▶ Your goal: Recast the lines below as a Markdown table with the columns Row and Line, numbering each row and leaving out blank lines. Cover only the lines from the line containing "y-tick-label: 150 bbox=[22, 2, 39, 14]" through the line containing "series-line-with-air-interface bbox=[383, 20, 676, 234]".

▶ Exercise data:
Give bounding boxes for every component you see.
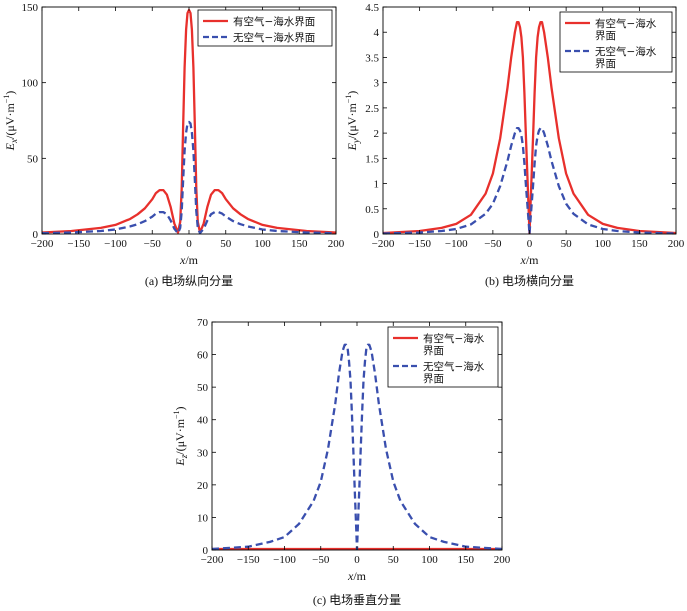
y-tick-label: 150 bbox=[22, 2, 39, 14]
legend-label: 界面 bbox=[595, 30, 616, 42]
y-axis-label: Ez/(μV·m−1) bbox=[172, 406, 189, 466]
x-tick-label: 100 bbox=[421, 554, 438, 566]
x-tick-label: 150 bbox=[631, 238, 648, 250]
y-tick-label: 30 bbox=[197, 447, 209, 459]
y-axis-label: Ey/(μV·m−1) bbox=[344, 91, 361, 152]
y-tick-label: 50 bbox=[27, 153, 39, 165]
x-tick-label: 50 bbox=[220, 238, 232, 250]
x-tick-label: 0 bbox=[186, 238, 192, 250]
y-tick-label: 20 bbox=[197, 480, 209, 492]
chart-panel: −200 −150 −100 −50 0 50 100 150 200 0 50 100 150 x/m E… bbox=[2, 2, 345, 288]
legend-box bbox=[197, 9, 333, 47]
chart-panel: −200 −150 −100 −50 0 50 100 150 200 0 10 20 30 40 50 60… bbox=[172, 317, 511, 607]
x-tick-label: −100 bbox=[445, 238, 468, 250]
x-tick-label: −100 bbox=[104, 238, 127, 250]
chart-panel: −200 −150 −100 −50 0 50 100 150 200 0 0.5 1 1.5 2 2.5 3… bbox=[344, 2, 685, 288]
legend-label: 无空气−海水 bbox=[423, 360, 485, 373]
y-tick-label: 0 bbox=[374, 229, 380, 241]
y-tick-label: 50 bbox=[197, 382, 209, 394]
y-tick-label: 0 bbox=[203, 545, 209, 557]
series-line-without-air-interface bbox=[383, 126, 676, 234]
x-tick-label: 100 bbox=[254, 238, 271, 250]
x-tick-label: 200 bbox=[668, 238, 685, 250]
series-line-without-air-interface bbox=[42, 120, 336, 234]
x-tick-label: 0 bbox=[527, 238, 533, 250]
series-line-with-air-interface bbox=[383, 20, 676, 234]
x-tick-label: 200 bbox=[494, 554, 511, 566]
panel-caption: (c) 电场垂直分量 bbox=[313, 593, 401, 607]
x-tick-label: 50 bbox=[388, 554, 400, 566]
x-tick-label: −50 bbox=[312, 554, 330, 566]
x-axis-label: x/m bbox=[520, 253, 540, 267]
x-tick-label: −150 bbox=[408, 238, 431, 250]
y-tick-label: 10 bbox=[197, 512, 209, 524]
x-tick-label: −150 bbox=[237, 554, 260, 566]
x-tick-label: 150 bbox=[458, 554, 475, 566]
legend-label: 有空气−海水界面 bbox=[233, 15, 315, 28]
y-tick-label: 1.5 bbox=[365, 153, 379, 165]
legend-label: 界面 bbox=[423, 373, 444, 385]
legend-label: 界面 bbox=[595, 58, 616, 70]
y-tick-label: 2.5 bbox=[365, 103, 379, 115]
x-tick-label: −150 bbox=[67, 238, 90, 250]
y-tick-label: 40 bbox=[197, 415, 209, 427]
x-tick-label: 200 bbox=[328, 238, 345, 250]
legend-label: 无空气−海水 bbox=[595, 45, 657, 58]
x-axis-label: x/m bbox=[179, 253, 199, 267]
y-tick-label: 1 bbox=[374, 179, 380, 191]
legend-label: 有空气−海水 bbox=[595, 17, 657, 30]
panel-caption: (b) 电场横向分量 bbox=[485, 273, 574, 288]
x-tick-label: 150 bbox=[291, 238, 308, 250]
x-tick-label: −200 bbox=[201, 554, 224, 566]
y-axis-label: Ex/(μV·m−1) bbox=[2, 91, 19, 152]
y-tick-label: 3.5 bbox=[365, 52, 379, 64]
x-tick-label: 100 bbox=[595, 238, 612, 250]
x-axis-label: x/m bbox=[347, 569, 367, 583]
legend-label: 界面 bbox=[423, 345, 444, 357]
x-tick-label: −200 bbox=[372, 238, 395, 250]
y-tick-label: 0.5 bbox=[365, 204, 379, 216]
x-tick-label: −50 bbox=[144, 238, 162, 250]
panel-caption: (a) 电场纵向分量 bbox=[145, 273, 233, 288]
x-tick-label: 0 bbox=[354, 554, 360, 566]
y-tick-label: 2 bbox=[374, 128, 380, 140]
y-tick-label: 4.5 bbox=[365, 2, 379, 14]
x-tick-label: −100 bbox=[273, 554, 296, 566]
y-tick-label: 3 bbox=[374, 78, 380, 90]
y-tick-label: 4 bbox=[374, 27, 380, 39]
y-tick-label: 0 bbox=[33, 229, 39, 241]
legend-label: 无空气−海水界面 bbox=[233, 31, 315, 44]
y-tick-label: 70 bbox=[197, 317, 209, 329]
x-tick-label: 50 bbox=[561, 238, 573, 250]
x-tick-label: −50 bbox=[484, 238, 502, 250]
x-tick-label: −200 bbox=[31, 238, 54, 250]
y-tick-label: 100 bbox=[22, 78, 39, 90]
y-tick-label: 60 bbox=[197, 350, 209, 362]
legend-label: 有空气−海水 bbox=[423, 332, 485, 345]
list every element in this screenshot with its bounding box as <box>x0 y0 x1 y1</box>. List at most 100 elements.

==

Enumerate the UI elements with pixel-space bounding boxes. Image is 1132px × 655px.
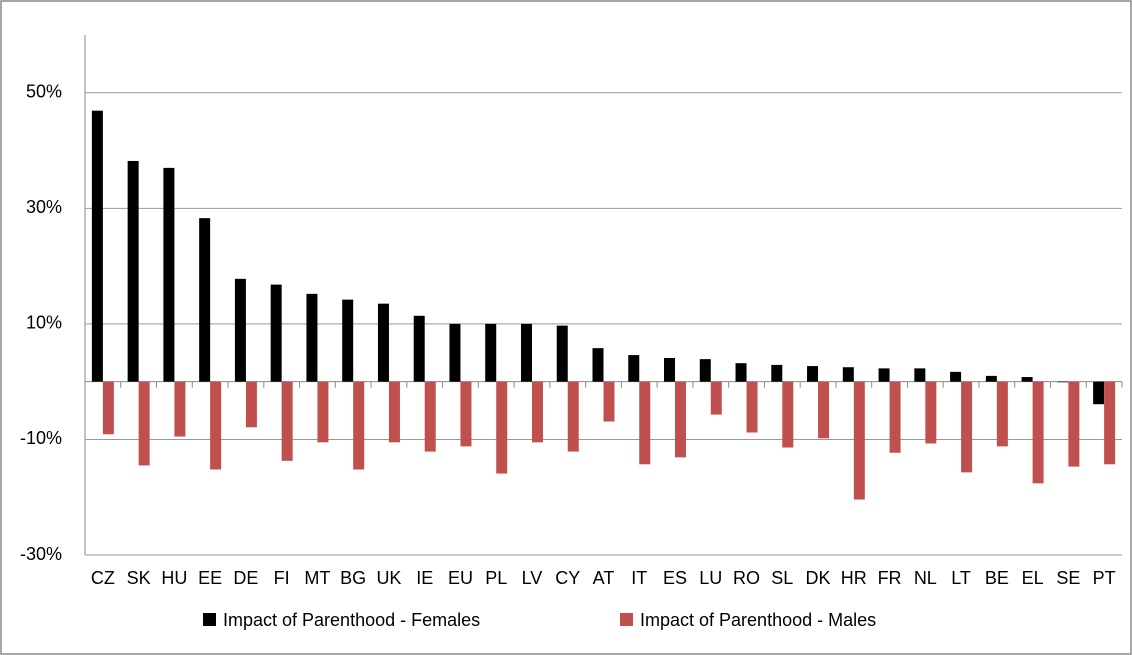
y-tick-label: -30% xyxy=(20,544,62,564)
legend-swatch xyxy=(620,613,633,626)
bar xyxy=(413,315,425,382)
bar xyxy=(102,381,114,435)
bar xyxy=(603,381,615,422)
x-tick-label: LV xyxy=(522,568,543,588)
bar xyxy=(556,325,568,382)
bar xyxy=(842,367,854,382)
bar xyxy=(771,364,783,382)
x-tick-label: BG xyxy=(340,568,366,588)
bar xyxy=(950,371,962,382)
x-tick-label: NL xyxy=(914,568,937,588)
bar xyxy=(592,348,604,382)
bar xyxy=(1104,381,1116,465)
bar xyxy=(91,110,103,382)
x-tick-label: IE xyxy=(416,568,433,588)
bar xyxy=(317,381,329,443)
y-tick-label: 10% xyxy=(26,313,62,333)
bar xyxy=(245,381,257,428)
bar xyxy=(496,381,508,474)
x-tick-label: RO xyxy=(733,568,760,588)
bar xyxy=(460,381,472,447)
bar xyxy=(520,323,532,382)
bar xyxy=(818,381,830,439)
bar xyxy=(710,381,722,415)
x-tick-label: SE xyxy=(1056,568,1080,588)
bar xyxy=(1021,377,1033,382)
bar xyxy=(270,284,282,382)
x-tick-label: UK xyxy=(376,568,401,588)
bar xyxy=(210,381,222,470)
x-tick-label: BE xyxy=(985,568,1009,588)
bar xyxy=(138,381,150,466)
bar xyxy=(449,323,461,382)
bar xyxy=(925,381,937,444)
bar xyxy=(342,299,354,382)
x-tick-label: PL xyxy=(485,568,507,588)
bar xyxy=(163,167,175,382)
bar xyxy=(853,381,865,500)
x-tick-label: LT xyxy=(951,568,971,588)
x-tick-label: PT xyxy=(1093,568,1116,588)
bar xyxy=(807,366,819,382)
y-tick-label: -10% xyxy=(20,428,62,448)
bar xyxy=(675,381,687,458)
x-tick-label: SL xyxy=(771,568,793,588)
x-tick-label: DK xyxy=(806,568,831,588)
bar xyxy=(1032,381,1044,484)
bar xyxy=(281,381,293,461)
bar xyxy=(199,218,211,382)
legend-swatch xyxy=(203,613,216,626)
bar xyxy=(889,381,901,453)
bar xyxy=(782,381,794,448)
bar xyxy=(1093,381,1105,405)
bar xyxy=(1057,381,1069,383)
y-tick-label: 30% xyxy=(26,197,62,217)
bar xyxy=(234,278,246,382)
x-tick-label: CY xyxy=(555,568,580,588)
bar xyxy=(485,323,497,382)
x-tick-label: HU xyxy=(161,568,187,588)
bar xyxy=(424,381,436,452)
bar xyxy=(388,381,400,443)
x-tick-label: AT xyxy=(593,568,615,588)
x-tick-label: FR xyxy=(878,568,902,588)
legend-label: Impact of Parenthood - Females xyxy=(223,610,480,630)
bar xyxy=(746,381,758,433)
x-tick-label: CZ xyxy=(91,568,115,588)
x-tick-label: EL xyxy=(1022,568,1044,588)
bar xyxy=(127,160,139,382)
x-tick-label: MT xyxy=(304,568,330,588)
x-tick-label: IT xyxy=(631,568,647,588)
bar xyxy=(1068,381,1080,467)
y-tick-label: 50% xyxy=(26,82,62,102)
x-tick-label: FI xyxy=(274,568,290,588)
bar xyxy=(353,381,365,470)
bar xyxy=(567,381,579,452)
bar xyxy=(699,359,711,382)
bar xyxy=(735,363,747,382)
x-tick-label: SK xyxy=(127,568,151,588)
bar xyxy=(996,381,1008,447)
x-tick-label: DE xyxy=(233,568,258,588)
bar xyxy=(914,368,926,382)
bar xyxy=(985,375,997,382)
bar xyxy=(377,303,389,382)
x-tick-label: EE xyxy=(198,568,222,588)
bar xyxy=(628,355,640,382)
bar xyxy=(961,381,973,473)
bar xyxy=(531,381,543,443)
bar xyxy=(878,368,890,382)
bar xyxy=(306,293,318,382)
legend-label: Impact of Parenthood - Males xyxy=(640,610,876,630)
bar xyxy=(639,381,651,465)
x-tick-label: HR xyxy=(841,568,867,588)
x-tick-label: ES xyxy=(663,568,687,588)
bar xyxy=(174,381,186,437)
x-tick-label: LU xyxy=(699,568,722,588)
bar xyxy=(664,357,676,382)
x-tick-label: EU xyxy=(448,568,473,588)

▶ Answer for the task:
| Row | Line |
|---|---|
| 1 | y-tick-label: 150 bbox=[22, 2, 39, 14] |
| 2 | legend-label: 界面 bbox=[595, 30, 616, 42] |
| 3 | y-axis-label: Ez/(μV·m−1) bbox=[172, 406, 189, 466] |
| 4 | x-tick-label: 100 bbox=[421, 554, 438, 566] |
| 5 | x-tick-label: 150 bbox=[631, 238, 648, 250] |
| 6 | y-tick-label: 30 bbox=[197, 447, 209, 459] |
| 7 | y-axis-label: Ey/(μV·m−1) bbox=[344, 91, 361, 152] |
| 8 | y-tick-label: 50 bbox=[27, 153, 39, 165] |
| 9 | x-tick-label: 50 bbox=[220, 238, 232, 250] |
| 10 | x-tick-label: 0 bbox=[186, 238, 192, 250] |
| 11 | y-tick-label: 20 bbox=[197, 480, 209, 492] |
| 12 | chart-panel: −200 −150 −100 −50 0 50 100 150 200 0 50 100 150 x/m E… bbox=[2, 2, 345, 288] |
| 13 | legend-box bbox=[197, 9, 333, 47] |
| 14 | chart-panel: −200 −150 −100 −50 0 50 100 150 200 0 10 20 30 40 50 60… bbox=[172, 317, 511, 607] |
| 15 | x-tick-label: −100 bbox=[445, 238, 468, 250] |
| 16 | x-tick-label: −100 bbox=[104, 238, 127, 250] |
| 17 | chart-panel: −200 −150 −100 −50 0 50 100 150 200 0 0.5 1 1.5 2 2.5 3… bbox=[344, 2, 685, 288] |
| 18 | legend-label: 无空气−海水 bbox=[423, 360, 485, 373] |
| 19 | y-tick-label: 0 bbox=[374, 229, 380, 241] |
| 20 | y-tick-label: 50 bbox=[197, 382, 209, 394] |
| 21 | y-tick-label: 0 bbox=[203, 545, 209, 557] |
| 22 | series-line-without-air-interface bbox=[383, 126, 676, 234] |
| 23 | x-tick-label: 100 bbox=[254, 238, 271, 250] |
| 24 | x-tick-label: 200 bbox=[668, 238, 685, 250] |
| 25 | series-line-without-air-interface bbox=[42, 120, 336, 234] |
| 26 | x-tick-label: 0 bbox=[527, 238, 533, 250] |
| 27 | series-line-with-air-interface bbox=[383, 20, 676, 234] |